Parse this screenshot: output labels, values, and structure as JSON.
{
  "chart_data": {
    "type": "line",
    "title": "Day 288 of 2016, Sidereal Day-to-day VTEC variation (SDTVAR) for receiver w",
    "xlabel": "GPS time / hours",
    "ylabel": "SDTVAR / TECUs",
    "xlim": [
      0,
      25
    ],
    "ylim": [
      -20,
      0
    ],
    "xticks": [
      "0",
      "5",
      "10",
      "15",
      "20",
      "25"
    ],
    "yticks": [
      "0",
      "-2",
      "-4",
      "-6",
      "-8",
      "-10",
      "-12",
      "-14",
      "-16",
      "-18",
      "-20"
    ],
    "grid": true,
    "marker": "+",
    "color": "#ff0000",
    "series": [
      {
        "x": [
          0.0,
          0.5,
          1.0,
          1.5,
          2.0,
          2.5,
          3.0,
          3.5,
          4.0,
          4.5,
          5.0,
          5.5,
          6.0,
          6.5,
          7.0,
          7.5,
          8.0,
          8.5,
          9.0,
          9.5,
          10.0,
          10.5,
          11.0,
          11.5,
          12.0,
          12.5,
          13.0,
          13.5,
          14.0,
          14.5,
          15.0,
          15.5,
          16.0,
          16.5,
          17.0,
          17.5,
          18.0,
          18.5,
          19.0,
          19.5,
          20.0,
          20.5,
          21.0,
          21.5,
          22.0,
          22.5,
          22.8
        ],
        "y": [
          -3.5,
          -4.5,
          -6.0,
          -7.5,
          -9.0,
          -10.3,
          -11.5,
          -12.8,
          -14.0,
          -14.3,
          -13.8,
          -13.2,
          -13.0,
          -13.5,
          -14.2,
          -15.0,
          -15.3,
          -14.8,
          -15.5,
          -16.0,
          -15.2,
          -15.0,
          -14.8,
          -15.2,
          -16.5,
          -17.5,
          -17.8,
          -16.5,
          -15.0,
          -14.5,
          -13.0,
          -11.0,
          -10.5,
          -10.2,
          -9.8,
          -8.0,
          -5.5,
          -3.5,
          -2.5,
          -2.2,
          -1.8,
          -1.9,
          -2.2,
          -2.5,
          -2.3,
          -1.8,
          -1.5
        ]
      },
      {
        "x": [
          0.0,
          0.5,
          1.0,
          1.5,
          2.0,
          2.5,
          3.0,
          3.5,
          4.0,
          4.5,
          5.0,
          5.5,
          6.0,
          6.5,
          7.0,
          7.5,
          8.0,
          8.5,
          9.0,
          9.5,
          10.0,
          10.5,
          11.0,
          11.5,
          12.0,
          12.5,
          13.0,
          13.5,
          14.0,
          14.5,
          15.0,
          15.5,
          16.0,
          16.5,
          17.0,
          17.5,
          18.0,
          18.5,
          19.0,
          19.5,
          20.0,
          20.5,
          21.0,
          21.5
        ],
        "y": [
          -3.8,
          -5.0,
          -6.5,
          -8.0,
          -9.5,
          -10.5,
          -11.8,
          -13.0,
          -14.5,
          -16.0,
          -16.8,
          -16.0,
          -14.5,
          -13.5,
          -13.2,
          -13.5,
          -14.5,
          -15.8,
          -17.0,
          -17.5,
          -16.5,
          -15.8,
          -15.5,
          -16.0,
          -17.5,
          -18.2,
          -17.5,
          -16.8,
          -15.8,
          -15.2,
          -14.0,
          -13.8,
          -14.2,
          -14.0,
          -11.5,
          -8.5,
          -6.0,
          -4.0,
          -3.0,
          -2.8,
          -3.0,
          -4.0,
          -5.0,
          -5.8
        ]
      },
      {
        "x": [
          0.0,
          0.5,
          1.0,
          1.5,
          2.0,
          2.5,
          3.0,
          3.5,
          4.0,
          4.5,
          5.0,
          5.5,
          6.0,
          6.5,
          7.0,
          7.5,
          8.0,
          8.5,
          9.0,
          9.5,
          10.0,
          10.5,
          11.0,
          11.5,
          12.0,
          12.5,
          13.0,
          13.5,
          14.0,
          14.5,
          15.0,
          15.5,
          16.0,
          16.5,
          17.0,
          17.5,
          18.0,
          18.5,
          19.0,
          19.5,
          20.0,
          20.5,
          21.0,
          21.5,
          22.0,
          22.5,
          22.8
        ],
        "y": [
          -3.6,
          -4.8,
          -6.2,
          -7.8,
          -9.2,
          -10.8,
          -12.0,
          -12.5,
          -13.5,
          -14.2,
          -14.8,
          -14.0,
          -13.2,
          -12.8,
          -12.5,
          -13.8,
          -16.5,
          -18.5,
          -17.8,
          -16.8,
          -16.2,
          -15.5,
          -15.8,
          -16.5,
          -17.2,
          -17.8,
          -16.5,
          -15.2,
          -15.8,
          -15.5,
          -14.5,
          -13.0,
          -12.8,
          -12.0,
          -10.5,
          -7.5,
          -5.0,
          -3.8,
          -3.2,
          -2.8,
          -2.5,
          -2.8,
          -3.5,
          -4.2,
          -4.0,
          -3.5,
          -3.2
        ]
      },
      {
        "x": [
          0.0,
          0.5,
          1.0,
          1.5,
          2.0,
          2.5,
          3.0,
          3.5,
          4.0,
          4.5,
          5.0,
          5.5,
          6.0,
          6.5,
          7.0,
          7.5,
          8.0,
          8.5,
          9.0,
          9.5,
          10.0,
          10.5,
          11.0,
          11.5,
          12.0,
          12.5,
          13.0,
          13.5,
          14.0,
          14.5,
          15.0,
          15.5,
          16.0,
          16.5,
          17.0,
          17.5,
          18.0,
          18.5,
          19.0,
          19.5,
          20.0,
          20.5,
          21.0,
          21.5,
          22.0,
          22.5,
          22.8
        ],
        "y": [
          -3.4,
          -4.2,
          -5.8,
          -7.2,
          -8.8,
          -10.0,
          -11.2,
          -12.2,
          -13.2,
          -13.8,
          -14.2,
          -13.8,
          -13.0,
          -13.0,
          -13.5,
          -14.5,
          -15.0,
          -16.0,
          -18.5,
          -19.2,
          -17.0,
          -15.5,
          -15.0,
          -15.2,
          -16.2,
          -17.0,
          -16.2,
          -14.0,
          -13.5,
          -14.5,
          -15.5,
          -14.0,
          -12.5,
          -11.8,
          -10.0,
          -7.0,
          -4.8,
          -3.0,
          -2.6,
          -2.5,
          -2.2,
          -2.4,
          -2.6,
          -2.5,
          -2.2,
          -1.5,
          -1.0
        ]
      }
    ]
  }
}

● ● ● ●

# EXERCISE INSTRUCTIONS
Wherever the string "SDTVAR" appears in the entries above, list that line.

# EXERCISE RESULT
    "title": "Day 288 of 2016, Sidereal Day-to-day VTEC variation (SDTVAR) for receiver w",
    "ylabel": "SDTVAR / TECUs",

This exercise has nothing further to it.